• [Extrait du texte]:

"""

L’État, ceci ne souffre pratiquement aucune exception sur la surface du globe, s’est montré réfractaire à et incapable de faire quoi que ce soit qui s’approcherait du nécessaire pour répondre au changement climatique – que ce soit pour l’atténuer ou pour s’y adapter –, sans même parler de ce qu’exigerait la justice climatique. Par conséquent, comme le souligne Battistoni, le seul argument qui demeure en faveur de l’État dépend de la possibilité que des forces progressistes s’emparent des rênes du pouvoir, et qu’elles le fassent bientôt. Mais si obtenir des États qu’ils fassent le nécessaire risque de prendre du temps, alors l’argument en faveur de l’État devient beaucoup moins convaincant. Le timing compte : un État semblable à celui que Parenti ou Battistoni appellent de leurs vœux pourrait être bienvenu lorsque nous le bâtirons, mais la conjoncture actuelle exige une réponse immédiate.
L’État du compromis
Une autre raison de mettre cette prémisse en question tient à la nature et à la conception même de l’État qui la sous-tend. Cet État est défini d’après la célèbre définition qu’en donne Max Weber :
« Aujourd’hui, (…) l’État est cette communauté humaine qui, à l’intérieur d’un territoire déterminé (le “territoire” appartient à sa caractérisation), revendique pour elle-même et parvient à imposer le monopole de la violence légitime. » [1]
Nous n’avons pas du tout affaire ici à un problème purement « théorique », comme si placer nos espoirs dans l’État était voué à l’échec parce que Weber avait fait erreur. Le problème est au contraire éminemment pratique. Comme Weber l’a souligné, l’essence de la violence qui est le « moyen spécifique » de l’État est qu’elle s’exerce au service du compromis entre « ceux qui se trouvent en position de domination ».

"""

• [Consignes écrites]:
A. Répondez à ces questions sur l'extrait consacré à l'État et au changement climatique :
(i) D'après Battistoni, de quoi dépend le seul argument qui demeure en faveur de l'État ?
(ii) Quel monopole l'État revendique-t-il dans la définition de Max Weber citée ?
(iii) Selon Weber, au service de quoi s'exerce la violence, « moyen spécifique » de l'État ?
B. Extrayez du listing, sans y changer un seul caractère, le passage qui va de son début jusqu'à la ligne contenant « pool-name-link[interactable]: pool d'agents », cette ligne comprise, et rien d'autre.
L'extrait et le listing sont deux supports indépendants l'un de l'autre.

• [Données à utiliser]:

"""

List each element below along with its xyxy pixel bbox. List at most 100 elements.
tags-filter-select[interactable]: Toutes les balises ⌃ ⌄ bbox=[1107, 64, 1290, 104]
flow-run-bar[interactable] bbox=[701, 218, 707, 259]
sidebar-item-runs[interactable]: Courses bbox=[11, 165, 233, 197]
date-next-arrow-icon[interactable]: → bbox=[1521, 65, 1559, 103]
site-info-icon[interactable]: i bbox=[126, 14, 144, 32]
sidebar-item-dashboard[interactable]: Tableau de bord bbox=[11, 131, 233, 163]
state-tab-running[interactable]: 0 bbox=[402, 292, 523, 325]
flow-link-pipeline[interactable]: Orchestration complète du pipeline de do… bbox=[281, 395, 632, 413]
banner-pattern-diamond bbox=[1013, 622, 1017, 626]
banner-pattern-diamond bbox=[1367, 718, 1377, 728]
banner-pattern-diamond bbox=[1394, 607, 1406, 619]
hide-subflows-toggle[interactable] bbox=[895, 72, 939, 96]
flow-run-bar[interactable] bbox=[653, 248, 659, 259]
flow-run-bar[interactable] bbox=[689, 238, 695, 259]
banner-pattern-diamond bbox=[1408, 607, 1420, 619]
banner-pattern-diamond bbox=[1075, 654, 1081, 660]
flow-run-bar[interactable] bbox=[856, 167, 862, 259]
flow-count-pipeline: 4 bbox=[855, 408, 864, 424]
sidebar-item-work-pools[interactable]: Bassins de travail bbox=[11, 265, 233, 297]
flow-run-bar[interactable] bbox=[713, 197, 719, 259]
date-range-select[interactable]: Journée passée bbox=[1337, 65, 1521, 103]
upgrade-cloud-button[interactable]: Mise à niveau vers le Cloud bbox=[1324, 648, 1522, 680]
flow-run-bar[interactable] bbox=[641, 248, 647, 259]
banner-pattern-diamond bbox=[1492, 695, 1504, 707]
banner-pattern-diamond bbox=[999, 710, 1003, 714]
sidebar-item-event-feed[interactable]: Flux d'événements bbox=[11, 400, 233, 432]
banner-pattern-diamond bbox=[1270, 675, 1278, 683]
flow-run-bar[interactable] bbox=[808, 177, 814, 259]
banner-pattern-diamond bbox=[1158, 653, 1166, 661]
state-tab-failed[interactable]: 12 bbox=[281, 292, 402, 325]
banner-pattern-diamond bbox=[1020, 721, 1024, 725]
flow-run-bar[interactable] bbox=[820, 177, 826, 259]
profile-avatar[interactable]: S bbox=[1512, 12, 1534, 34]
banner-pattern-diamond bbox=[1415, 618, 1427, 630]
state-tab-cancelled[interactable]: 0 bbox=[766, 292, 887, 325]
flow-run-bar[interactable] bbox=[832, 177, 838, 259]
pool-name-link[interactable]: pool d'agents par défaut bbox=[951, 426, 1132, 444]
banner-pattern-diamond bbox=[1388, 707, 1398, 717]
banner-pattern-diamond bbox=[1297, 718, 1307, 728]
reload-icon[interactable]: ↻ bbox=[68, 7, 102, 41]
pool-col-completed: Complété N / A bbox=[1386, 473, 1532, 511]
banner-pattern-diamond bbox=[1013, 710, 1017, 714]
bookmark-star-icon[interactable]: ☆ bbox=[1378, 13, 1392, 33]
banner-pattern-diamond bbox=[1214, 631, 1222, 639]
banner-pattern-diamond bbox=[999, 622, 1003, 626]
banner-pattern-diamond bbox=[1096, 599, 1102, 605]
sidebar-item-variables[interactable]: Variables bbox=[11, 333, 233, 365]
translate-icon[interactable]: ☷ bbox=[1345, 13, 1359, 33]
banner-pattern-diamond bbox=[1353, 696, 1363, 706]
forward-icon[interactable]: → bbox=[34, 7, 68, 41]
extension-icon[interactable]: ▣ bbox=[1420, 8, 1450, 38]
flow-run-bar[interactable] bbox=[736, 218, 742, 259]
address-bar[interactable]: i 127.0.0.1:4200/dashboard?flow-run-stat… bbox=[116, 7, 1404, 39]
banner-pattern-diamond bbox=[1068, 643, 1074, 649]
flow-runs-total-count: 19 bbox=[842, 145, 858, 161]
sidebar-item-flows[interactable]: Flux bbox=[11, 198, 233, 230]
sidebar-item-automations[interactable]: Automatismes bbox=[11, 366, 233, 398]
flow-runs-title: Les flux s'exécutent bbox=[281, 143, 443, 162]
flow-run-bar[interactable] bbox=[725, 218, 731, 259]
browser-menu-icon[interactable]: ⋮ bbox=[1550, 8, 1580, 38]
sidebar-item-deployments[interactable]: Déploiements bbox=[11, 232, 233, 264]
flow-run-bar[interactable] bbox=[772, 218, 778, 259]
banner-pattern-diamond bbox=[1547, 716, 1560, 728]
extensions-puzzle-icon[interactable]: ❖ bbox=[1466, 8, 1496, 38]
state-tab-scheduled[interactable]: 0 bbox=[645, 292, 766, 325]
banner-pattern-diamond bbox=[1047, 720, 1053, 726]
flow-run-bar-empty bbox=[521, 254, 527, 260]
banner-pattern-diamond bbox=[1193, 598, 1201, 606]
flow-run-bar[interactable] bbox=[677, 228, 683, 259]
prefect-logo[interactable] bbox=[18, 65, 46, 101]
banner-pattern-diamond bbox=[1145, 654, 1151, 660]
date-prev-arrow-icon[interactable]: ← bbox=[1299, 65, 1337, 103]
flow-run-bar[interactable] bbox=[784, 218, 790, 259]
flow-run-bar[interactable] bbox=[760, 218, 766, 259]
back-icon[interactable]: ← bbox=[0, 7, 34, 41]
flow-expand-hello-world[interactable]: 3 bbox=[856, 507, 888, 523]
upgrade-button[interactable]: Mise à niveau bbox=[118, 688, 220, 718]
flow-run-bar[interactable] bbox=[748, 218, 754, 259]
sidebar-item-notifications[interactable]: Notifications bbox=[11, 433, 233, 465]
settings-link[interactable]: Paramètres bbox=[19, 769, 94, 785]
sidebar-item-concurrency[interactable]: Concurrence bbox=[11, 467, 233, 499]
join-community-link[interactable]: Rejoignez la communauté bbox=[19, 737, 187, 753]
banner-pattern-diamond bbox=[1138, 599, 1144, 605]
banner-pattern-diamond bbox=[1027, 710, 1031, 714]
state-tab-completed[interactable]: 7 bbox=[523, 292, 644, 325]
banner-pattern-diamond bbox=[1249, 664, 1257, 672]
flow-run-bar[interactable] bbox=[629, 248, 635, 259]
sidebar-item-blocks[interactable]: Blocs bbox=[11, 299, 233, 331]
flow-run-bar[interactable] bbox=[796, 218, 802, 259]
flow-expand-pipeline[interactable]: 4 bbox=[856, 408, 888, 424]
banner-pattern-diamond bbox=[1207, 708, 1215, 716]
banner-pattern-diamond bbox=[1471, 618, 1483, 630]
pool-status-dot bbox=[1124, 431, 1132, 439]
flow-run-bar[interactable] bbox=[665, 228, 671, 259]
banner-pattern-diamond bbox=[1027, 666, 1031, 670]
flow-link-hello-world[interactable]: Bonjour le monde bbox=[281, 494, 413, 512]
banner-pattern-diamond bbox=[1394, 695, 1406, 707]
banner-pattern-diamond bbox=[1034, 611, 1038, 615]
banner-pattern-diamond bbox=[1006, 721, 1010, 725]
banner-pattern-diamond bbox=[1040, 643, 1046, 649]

"""

• [Réponses aux consignes]:
A.
(i) Il dépend de la possibilité que des forces progressistes s'emparent des rênes du pouvoir, et qu'elles le fassent bientôt.
(ii) Il revendique le monopole de la violence légitime.
(iii) Elle s'exerce au service du compromis entre « ceux qui se trouvent en position de domination ».

B.
List each element below along with its xyxy pixel bbox. List at most 100 elements.
tags-filter-select[interactable]: Toutes les balises ⌃ ⌄ bbox=[1107, 64, 1290, 104]
flow-run-bar[interactable] bbox=[701, 218, 707, 259]
sidebar-item-runs[interactable]: Courses bbox=[11, 165, 233, 197]
date-next-arrow-icon[interactable]: → bbox=[1521, 65, 1559, 103]
site-info-icon[interactable]: i bbox=[126, 14, 144, 32]
sidebar-item-dashboard[interactable]: Tableau de bord bbox=[11, 131, 233, 163]
state-tab-running[interactable]: 0 bbox=[402, 292, 523, 325]
flow-link-pipeline[interactable]: Orchestration complète du pipeline de do… bbox=[281, 395, 632, 413]
banner-pattern-diamond bbox=[1013, 622, 1017, 626]
banner-pattern-diamond bbox=[1367, 718, 1377, 728]
banner-pattern-diamond bbox=[1394, 607, 1406, 619]
hide-subflows-toggle[interactable] bbox=[895, 72, 939, 96]
flow-run-bar[interactable] bbox=[653, 248, 659, 259]
flow-run-bar[interactable] bbox=[689, 238, 695, 259]
banner-pattern-diamond bbox=[1408, 607, 1420, 619]
banner-pattern-diamond bbox=[1075, 654, 1081, 660]
flow-run-bar[interactable] bbox=[856, 167, 862, 259]
flow-count-pipeline: 4 bbox=[855, 408, 864, 424]
sidebar-item-work-pools[interactable]: Bassins de travail bbox=[11, 265, 233, 297]
flow-run-bar[interactable] bbox=[713, 197, 719, 259]
date-range-select[interactable]: Journée passée bbox=[1337, 65, 1521, 103]
upgrade-cloud-button[interactable]: Mise à niveau vers le Cloud bbox=[1324, 648, 1522, 680]
flow-run-bar[interactable] bbox=[641, 248, 647, 259]
banner-pattern-diamond bbox=[1492, 695, 1504, 707]
banner-pattern-diamond bbox=[999, 710, 1003, 714]
sidebar-item-event-feed[interactable]: Flux d'événements bbox=[11, 400, 233, 432]
banner-pattern-diamond bbox=[1270, 675, 1278, 683]
flow-run-bar[interactable] bbox=[808, 177, 814, 259]
banner-pattern-diamond bbox=[1158, 653, 1166, 661]
state-tab-failed[interactable]: 12 bbox=[281, 292, 402, 325]
banner-pattern-diamond bbox=[1020, 721, 1024, 725]
flow-run-bar[interactable] bbox=[820, 177, 826, 259]
profile-avatar[interactable]: S bbox=[1512, 12, 1534, 34]
banner-pattern-diamond bbox=[1415, 618, 1427, 630]
state-tab-cancelled[interactable]: 0 bbox=[766, 292, 887, 325]
flow-run-bar[interactable] bbox=[832, 177, 838, 259]
pool-name-link[interactable]: pool d'agents par défaut bbox=[951, 426, 1132, 444]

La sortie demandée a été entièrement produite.